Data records

+++++

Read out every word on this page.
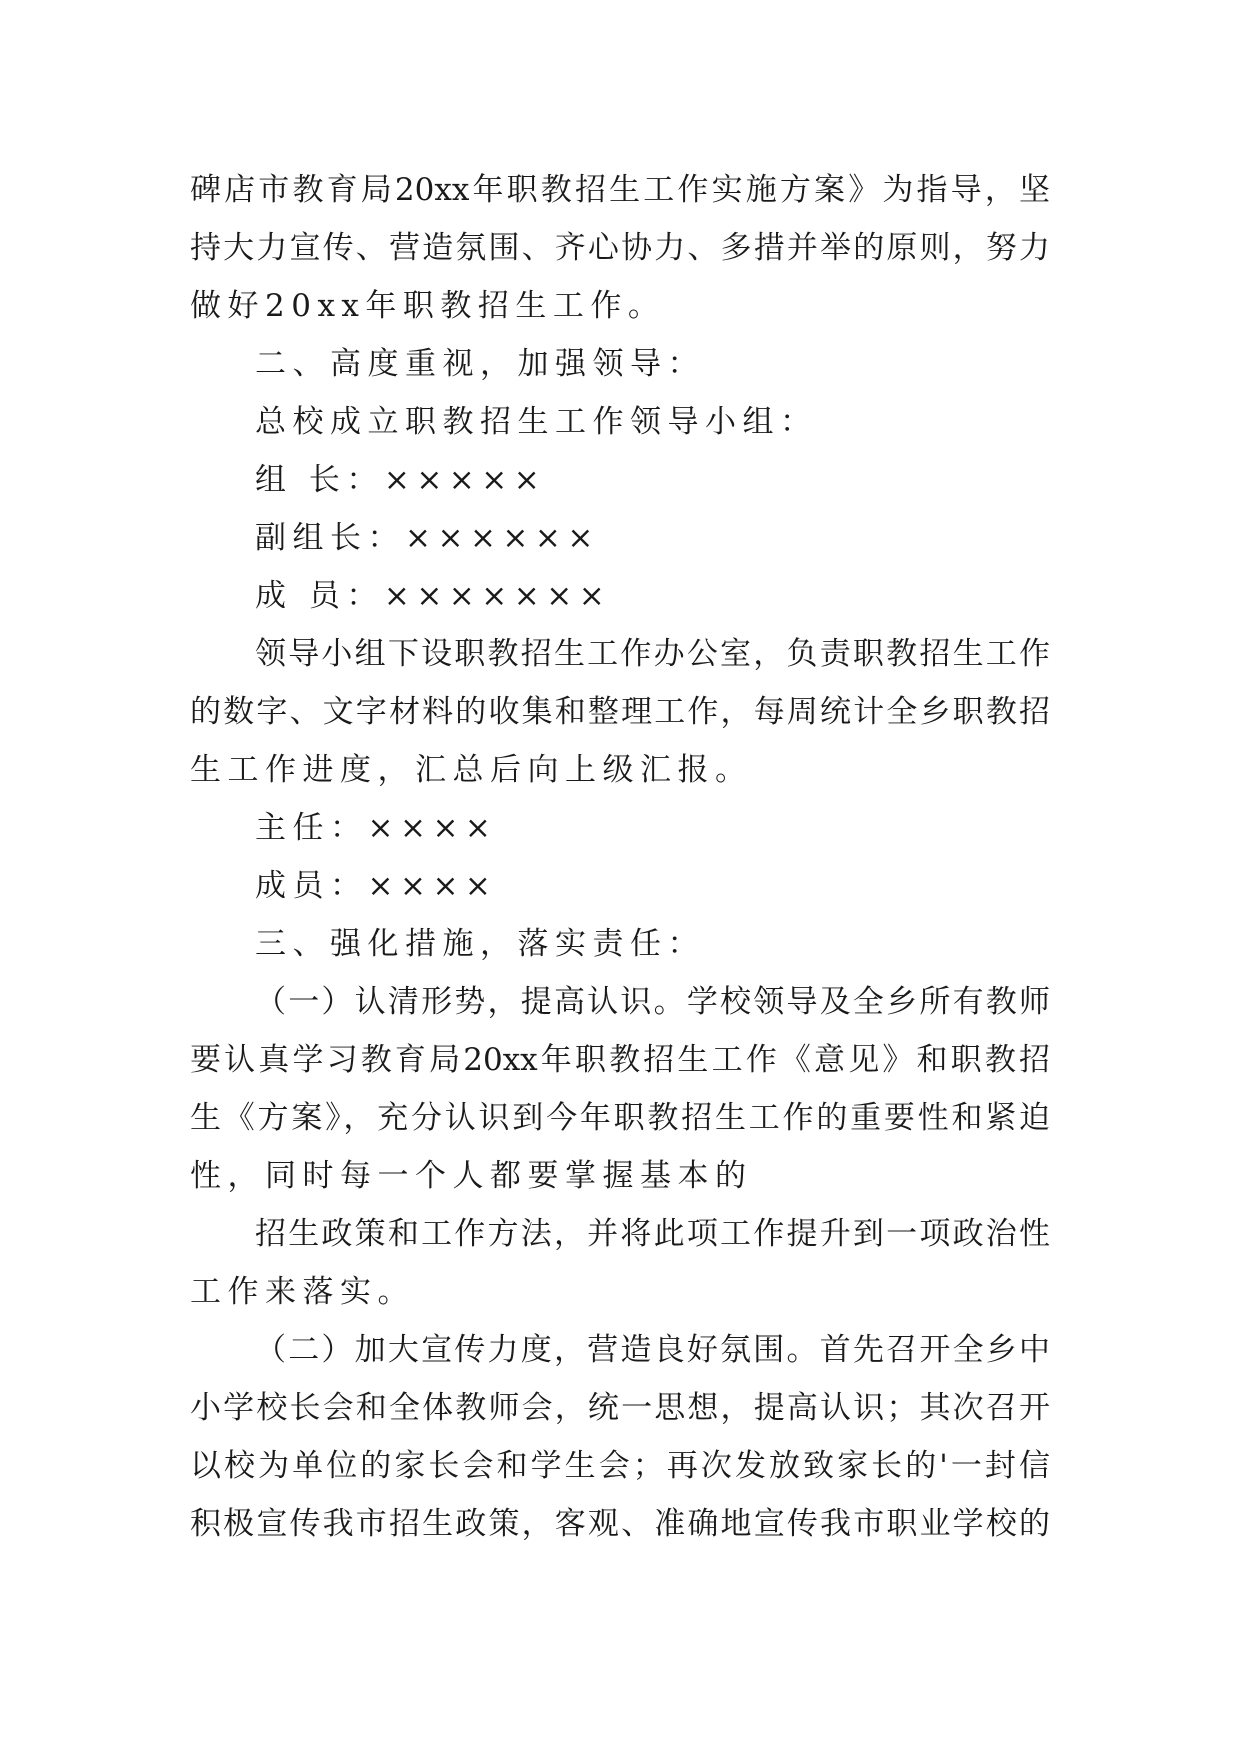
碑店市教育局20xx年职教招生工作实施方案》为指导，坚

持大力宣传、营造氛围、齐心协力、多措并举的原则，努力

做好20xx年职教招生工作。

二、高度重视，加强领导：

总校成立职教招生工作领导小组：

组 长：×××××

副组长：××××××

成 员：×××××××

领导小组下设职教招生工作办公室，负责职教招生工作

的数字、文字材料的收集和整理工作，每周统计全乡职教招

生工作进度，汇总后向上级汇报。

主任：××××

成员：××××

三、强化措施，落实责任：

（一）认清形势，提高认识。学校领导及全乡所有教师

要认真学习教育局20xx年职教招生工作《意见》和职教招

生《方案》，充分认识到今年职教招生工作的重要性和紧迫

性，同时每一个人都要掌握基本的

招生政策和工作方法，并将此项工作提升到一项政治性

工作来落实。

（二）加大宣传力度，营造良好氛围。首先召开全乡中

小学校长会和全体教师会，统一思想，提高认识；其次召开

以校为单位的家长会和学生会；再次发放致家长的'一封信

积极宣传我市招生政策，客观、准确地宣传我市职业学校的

+++++

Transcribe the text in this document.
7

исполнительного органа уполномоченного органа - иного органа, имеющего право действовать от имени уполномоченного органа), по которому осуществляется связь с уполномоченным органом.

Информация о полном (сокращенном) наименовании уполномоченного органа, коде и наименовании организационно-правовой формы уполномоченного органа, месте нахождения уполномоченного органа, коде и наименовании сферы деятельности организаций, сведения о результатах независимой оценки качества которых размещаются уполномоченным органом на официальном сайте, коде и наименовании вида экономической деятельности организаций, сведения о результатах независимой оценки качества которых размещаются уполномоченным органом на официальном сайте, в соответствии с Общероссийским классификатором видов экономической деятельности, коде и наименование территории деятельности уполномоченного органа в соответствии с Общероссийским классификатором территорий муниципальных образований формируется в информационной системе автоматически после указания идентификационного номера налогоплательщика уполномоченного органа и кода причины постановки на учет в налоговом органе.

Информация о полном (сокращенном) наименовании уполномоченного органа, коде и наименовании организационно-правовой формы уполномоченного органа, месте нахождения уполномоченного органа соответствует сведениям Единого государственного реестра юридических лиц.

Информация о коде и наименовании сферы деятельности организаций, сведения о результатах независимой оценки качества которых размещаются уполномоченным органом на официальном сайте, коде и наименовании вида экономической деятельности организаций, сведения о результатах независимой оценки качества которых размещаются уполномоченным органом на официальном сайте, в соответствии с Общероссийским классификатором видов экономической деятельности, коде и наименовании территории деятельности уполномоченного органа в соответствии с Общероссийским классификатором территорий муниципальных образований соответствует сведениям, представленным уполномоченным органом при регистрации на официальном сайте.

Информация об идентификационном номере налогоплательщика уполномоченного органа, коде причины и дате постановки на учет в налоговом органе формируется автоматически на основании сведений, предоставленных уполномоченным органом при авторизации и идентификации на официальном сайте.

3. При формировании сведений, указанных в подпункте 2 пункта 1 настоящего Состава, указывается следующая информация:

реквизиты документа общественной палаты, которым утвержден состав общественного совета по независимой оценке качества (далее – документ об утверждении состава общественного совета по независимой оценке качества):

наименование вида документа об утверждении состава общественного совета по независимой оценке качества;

+++++

STATED GOAL: Extract all lines from the data in which "提高认识" is found.

TASK SOLUTION:
（一）认清形势，提高认识。学校领导及全乡所有教师
小学校长会和全体教师会，统一思想，提高认识；其次召开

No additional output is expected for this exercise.